Figure record listings
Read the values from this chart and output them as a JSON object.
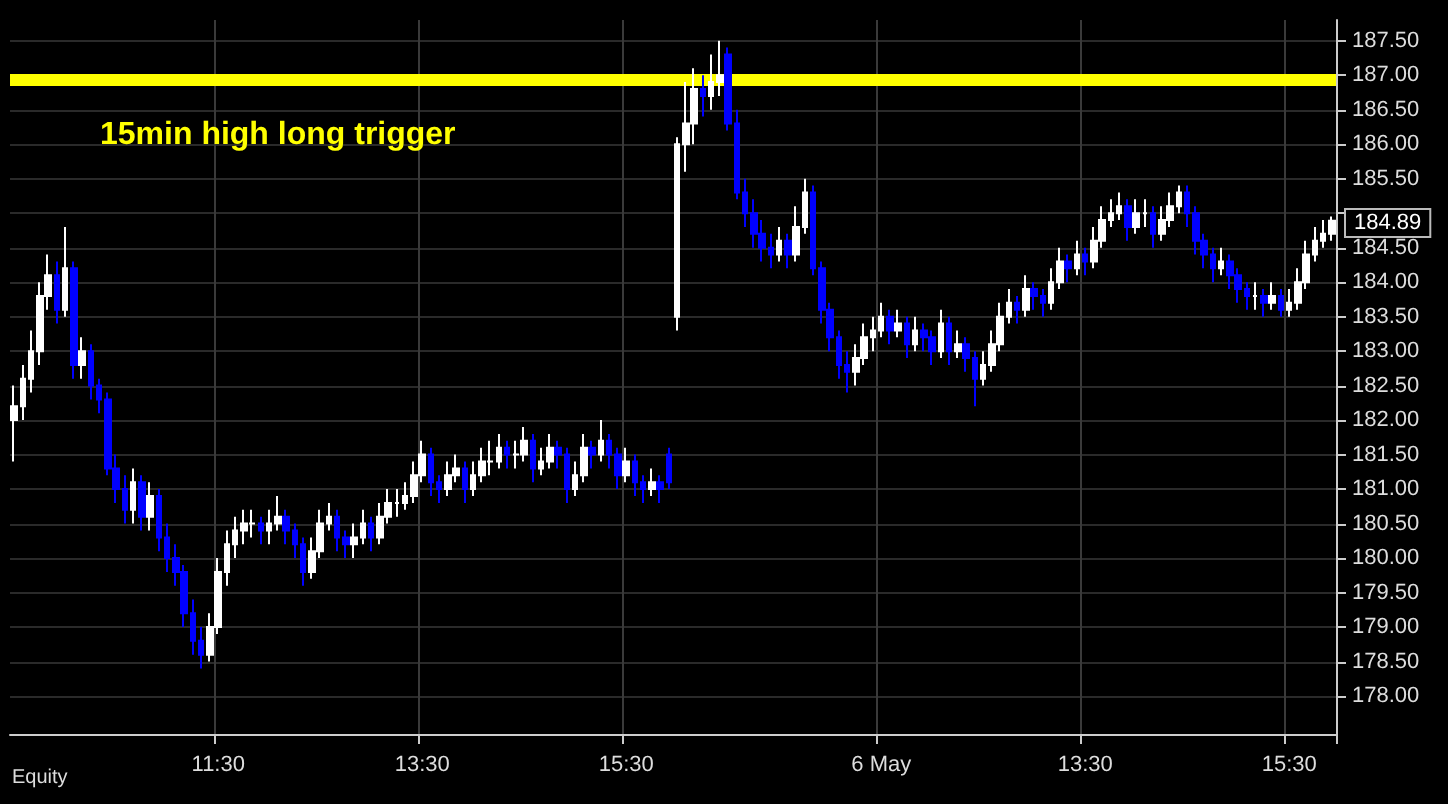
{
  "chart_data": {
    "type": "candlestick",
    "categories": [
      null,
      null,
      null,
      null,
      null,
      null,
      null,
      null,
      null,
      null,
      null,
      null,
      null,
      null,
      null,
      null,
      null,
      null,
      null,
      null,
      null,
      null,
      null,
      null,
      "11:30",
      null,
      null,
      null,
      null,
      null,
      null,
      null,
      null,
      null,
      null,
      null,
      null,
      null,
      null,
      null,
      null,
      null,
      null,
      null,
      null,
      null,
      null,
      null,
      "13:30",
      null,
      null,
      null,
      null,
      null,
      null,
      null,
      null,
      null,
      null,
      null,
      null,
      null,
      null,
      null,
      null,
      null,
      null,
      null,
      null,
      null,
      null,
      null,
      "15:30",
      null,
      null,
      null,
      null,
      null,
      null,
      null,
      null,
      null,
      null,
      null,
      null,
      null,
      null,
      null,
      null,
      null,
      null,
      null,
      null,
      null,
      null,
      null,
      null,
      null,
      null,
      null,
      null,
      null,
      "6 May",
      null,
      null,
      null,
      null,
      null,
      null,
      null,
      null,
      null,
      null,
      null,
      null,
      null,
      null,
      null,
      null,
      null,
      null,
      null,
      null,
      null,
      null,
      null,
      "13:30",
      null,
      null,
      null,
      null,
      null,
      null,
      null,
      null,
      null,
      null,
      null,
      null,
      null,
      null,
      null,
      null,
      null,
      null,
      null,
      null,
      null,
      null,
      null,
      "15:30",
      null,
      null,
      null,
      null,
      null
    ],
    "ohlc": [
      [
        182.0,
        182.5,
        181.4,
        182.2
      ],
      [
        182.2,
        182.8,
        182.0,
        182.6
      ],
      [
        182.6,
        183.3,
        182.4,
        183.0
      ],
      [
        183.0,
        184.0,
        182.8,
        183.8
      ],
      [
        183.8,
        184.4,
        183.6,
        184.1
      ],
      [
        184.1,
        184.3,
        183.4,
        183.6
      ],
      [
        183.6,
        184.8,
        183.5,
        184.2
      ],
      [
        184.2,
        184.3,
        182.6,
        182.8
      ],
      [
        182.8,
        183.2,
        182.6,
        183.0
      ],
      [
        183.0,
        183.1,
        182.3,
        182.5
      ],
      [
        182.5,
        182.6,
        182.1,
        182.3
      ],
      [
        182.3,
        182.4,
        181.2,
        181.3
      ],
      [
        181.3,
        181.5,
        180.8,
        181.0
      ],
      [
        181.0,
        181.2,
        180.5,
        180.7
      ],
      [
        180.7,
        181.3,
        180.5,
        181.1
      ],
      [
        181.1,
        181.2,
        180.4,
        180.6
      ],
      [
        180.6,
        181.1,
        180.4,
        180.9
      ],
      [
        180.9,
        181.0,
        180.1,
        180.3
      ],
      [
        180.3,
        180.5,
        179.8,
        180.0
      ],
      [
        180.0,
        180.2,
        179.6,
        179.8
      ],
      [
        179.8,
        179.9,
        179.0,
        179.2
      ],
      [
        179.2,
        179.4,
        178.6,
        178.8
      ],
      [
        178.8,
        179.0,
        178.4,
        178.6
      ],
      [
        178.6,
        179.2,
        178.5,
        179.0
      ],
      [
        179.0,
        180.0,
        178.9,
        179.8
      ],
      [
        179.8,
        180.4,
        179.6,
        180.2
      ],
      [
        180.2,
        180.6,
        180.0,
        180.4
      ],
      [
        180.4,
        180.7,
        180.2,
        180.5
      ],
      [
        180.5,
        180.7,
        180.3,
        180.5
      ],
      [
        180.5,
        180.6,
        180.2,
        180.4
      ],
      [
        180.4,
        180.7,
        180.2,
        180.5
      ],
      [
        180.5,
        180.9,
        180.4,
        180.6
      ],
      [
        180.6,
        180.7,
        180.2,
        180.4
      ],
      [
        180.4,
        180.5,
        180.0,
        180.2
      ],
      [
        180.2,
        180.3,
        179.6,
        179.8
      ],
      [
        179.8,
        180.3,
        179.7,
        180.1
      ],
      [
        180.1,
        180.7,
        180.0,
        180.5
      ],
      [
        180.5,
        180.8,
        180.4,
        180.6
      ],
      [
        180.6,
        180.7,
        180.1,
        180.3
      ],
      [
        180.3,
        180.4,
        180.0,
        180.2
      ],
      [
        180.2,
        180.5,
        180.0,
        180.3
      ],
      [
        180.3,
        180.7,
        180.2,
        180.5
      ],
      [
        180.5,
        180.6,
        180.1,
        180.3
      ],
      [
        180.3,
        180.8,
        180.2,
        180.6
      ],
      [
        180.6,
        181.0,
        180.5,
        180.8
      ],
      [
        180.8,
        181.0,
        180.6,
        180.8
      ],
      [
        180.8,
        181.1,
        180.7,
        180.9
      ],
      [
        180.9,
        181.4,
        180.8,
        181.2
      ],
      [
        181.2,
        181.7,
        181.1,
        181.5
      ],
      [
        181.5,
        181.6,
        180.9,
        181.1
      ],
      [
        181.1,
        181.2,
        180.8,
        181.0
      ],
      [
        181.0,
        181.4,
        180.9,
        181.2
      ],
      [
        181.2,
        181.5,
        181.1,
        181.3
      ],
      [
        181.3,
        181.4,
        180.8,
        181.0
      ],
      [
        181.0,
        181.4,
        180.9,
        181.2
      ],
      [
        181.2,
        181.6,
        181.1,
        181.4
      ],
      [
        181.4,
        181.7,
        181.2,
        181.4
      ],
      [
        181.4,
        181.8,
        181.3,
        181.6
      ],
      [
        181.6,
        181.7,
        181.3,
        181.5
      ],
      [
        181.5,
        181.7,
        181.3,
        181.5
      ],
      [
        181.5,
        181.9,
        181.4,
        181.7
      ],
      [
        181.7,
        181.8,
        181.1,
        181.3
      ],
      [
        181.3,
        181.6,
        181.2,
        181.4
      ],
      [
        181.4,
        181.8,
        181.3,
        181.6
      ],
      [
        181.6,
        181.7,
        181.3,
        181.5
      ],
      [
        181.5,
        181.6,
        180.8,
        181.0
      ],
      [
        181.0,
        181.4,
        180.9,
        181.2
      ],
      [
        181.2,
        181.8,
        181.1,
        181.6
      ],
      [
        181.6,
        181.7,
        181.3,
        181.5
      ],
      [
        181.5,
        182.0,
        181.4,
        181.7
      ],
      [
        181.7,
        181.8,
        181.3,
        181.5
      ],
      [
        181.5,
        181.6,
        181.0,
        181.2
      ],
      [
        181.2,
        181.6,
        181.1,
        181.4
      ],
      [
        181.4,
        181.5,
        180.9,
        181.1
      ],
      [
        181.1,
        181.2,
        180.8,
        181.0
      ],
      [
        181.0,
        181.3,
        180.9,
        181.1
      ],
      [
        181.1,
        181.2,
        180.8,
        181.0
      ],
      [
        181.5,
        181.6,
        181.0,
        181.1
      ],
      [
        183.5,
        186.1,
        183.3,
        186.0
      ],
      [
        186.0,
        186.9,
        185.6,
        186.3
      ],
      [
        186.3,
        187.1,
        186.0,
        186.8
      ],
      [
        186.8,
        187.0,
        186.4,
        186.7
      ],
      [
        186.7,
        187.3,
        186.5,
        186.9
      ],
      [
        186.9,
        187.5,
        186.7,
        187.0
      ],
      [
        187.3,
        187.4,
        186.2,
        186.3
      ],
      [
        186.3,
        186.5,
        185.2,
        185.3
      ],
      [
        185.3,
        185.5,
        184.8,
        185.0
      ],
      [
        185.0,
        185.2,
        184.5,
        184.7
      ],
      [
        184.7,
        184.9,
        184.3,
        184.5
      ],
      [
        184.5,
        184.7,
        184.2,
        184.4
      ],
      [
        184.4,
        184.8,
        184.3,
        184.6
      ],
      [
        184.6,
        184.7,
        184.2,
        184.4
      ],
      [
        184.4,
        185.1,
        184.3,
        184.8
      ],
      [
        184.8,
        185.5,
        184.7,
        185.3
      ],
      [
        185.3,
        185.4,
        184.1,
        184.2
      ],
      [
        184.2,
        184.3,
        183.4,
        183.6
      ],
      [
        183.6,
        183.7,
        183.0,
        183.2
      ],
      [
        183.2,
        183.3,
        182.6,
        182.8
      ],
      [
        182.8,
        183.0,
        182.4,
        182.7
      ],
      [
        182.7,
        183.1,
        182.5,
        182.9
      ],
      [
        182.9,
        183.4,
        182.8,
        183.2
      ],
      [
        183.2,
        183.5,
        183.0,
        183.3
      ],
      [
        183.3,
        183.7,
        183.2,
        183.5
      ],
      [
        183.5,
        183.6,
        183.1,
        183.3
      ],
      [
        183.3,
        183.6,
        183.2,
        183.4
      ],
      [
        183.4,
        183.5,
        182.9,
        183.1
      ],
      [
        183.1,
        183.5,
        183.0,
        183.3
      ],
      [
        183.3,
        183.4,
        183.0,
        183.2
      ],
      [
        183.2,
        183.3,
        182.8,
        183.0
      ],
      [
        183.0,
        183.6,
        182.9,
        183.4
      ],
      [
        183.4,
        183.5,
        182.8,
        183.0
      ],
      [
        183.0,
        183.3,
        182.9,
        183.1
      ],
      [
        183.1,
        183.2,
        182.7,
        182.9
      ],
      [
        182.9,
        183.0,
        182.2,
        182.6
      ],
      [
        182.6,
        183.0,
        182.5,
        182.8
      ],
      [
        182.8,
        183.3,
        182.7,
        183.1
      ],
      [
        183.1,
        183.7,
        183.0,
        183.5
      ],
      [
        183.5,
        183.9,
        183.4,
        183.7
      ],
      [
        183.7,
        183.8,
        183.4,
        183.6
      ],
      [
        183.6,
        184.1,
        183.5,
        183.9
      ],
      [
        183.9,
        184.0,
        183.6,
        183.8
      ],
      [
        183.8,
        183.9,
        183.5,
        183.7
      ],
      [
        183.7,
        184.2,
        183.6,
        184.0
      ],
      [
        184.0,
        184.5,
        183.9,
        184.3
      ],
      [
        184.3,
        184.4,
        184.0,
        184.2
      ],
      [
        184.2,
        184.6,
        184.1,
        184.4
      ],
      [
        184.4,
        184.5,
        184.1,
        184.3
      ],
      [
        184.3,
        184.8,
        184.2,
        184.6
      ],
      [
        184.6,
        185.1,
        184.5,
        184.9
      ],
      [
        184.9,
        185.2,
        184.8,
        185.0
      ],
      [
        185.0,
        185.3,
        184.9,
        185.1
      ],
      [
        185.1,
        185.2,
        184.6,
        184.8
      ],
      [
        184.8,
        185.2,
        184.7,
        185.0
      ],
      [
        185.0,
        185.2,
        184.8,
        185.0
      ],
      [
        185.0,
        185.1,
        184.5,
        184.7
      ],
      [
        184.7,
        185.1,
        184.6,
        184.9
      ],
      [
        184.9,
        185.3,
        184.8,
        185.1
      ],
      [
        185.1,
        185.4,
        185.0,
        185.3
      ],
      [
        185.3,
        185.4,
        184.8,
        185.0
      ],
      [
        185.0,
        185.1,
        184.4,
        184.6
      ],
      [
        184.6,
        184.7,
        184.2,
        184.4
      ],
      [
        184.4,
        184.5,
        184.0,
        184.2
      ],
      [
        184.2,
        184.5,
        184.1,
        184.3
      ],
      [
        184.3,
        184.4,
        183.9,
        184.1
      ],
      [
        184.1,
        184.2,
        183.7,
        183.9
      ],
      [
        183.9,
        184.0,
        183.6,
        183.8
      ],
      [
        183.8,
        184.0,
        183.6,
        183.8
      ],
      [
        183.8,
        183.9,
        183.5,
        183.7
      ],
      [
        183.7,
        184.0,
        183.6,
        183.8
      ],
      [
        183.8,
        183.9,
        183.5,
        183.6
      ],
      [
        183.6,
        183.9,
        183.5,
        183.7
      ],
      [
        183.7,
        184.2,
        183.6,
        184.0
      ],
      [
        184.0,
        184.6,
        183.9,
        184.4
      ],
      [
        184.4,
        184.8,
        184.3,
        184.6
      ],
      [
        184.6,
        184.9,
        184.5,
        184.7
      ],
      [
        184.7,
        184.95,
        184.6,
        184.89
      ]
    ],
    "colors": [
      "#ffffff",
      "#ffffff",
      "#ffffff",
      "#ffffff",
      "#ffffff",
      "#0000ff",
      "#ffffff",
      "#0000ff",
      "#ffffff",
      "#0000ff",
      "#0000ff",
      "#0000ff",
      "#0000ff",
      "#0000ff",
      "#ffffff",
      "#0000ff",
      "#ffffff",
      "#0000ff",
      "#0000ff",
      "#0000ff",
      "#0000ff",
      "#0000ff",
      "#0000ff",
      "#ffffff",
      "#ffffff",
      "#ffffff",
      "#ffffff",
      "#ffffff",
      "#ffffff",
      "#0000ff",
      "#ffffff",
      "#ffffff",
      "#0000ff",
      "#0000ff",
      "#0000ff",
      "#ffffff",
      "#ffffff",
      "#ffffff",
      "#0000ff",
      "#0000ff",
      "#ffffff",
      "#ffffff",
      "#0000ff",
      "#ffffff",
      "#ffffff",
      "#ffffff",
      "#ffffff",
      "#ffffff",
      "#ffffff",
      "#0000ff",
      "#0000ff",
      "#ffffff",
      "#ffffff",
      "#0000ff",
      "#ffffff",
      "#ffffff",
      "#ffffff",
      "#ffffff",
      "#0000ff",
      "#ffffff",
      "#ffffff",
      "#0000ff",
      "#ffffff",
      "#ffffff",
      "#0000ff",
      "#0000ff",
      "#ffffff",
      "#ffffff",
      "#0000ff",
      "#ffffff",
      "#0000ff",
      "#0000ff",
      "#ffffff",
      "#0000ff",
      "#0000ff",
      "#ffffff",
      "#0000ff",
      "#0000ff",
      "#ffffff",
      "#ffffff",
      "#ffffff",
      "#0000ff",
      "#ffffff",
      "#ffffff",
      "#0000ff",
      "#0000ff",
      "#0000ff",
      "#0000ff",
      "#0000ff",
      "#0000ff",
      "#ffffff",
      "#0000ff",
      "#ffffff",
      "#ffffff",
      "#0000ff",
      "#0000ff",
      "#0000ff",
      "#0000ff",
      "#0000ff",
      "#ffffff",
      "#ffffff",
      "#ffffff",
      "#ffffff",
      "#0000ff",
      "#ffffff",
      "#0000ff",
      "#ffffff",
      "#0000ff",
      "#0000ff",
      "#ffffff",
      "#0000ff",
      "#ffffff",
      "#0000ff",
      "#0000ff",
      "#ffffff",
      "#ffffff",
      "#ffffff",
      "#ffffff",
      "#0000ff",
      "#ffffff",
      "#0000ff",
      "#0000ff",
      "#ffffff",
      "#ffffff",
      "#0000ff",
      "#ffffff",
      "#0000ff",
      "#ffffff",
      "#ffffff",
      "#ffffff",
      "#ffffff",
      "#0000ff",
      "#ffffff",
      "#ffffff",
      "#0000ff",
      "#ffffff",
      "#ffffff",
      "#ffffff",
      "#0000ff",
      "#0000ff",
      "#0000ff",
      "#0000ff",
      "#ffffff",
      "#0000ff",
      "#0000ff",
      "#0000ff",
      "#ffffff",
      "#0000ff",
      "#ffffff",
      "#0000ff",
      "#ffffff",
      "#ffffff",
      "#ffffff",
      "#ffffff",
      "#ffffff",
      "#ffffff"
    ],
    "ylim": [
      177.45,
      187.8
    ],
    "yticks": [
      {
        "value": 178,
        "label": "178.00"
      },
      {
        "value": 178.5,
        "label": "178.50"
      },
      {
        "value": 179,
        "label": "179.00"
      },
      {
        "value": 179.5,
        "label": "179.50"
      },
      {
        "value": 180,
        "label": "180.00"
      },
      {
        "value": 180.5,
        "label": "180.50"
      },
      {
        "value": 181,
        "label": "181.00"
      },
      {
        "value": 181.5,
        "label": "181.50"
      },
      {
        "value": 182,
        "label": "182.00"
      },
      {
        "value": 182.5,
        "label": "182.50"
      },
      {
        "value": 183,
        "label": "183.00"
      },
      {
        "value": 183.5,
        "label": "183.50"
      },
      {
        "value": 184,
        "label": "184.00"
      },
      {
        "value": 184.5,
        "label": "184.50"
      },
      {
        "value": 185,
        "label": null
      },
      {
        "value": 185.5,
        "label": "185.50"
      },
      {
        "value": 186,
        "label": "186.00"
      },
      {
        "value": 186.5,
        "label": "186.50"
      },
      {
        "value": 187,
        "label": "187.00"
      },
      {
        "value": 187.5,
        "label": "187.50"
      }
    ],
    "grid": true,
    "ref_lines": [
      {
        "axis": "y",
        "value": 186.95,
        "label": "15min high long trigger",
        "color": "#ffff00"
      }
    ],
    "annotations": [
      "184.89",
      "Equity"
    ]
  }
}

...

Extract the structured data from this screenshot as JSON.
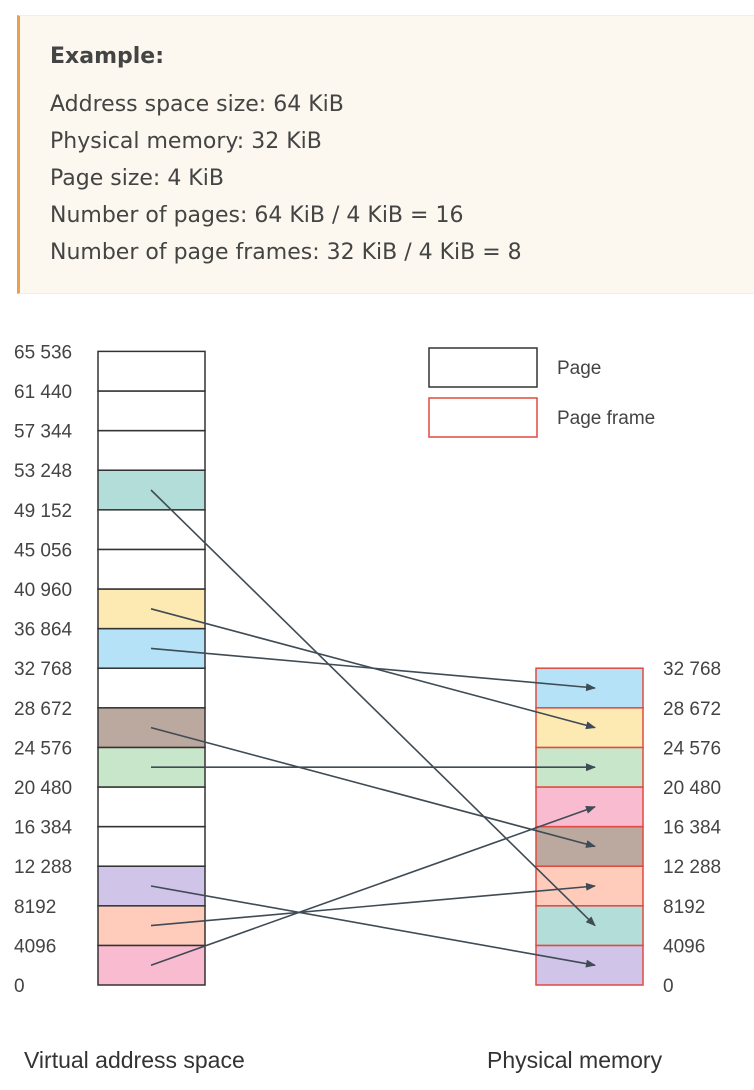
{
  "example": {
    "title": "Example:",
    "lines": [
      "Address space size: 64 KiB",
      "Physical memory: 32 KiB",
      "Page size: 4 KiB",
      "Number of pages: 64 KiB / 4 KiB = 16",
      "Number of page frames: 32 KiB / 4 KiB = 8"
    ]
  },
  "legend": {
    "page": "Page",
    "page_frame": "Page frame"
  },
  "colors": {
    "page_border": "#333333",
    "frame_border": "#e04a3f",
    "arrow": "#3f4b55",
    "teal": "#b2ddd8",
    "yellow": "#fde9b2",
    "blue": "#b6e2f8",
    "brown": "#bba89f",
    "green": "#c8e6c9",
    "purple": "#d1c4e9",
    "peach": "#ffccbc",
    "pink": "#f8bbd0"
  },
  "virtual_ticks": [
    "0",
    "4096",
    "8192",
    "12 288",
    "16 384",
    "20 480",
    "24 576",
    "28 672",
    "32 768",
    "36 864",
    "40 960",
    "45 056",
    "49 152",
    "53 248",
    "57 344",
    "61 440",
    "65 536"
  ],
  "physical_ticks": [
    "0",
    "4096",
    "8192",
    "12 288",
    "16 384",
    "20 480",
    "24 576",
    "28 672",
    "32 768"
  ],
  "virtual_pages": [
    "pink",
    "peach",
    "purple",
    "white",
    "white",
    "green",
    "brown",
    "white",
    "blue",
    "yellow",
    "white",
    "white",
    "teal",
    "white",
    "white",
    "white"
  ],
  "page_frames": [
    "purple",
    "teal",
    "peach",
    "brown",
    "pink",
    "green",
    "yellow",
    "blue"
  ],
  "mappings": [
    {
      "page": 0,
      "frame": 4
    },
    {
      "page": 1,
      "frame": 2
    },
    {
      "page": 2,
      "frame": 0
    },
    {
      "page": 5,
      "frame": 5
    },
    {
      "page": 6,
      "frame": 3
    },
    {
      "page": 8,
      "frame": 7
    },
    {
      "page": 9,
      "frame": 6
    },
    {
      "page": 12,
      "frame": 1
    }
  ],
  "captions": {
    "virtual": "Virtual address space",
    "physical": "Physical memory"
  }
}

→ **Directive**
Which lines in the data above contain "space"? Show each one.

→ **Exercise answer**
      "Address space size: 64 KiB",
    "virtual": "Virtual address space",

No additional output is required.